Task details: Write out the full listing again, exactly as it stands.

-- Start of Dataset rows --

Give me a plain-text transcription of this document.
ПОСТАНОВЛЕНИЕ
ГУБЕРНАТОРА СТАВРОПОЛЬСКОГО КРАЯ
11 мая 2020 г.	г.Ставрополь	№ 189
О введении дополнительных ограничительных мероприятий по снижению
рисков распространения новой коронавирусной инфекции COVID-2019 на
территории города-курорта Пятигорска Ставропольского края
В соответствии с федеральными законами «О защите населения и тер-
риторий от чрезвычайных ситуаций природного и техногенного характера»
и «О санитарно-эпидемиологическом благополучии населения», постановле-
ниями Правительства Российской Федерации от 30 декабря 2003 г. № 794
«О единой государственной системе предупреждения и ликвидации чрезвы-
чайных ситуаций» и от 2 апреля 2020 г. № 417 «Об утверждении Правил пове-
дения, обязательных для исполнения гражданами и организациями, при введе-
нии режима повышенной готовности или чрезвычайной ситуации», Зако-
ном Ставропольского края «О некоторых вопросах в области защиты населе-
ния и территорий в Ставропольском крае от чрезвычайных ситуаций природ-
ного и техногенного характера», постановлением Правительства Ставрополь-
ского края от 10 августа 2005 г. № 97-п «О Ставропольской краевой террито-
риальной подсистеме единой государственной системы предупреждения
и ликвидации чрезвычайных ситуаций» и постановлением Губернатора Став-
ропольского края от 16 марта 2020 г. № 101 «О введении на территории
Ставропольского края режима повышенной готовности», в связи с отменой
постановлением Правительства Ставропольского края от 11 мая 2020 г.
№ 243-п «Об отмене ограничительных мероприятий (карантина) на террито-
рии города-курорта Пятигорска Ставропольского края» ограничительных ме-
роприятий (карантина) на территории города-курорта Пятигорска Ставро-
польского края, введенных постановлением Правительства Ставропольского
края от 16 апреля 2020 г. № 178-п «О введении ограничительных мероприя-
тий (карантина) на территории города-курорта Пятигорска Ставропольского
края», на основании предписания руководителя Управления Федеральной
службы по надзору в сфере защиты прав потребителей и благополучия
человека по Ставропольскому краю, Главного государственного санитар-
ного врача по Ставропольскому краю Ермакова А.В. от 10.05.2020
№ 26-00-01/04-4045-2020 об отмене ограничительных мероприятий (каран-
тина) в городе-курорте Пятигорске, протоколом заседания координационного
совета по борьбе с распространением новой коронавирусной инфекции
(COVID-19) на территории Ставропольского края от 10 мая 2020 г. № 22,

-- End of Dataset rows --

Result for this task:
Give me a plain-text transcription of this document.
ПОСТАНОВЛЕНИЕ
ГУБЕРНАТОРА СТАВРОПОЛЬСКОГО КРАЯ
11 мая 2020 г.	г.Ставрополь	№ 189
О введении дополнительных ограничительных мероприятий по снижению
рисков распространения новой коронавирусной инфекции COVID-2019 на
территории города-курорта Пятигорска Ставропольского края
В соответствии с федеральными законами «О защите населения и тер-
риторий от чрезвычайных ситуаций природного и техногенного характера»
и «О санитарно-эпидемиологическом благополучии населения», постановле-
ниями Правительства Российской Федерации от 30 декабря 2003 г. № 794
«О единой государственной системе предупреждения и ликвидации чрезвы-
чайных ситуаций» и от 2 апреля 2020 г. № 417 «Об утверждении Правил пове-
дения, обязательных для исполнения гражданами и организациями, при введе-
нии режима повышенной готовности или чрезвычайной ситуации», Зако-
ном Ставропольского края «О некоторых вопросах в области защиты населе-
ния и территорий в Ставропольском крае от чрезвычайных ситуаций природ-
ного и техногенного характера», постановлением Правительства Ставрополь-
ского края от 10 августа 2005 г. № 97-п «О Ставропольской краевой террито-
риальной подсистеме единой государственной системы предупреждения
и ликвидации чрезвычайных ситуаций» и постановлением Губернатора Став-
ропольского края от 16 марта 2020 г. № 101 «О введении на территории
Ставропольского края режима повышенной готовности», в связи с отменой
постановлением Правительства Ставропольского края от 11 мая 2020 г.
№ 243-п «Об отмене ограничительных мероприятий (карантина) на террито-
рии города-курорта Пятигорска Ставропольского края» ограничительных ме-
роприятий (карантина) на территории города-курорта Пятигорска Ставро-
польского края, введенных постановлением Правительства Ставропольского
края от 16 апреля 2020 г. № 178-п «О введении ограничительных мероприя-
тий (карантина) на территории города-курорта Пятигорска Ставропольского
края», на основании предписания руководителя Управления Федеральной
службы по надзору в сфере защиты прав потребителей и благополучия
человека по Ставропольскому краю, Главного государственного санитар-
ного врача по Ставропольскому краю Ермакова А.В. от 10.05.2020
№ 26-00-01/04-4045-2020 об отмене ограничительных мероприятий (каран-
тина) в городе-курорте Пятигорске, протоколом заседания координационного
совета по борьбе с распространением новой коронавирусной инфекции
(COVID-19) на территории Ставропольского края от 10 мая 2020 г. № 22,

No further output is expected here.